**Requirements**
Report the count of lines where the string "ENGINEERING" appears, and nothing else.

**Source data**
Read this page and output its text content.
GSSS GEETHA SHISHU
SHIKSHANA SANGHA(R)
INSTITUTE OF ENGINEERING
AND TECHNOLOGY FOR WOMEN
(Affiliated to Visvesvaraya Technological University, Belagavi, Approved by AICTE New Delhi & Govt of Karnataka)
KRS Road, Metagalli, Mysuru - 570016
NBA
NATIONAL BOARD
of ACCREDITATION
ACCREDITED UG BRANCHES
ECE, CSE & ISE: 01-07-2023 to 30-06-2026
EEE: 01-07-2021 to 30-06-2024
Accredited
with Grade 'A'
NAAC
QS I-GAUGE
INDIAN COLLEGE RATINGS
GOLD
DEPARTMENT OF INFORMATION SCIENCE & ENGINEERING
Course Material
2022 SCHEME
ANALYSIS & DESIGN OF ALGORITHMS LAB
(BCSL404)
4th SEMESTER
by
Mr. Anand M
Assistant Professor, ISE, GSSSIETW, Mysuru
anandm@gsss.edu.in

**Written response**
2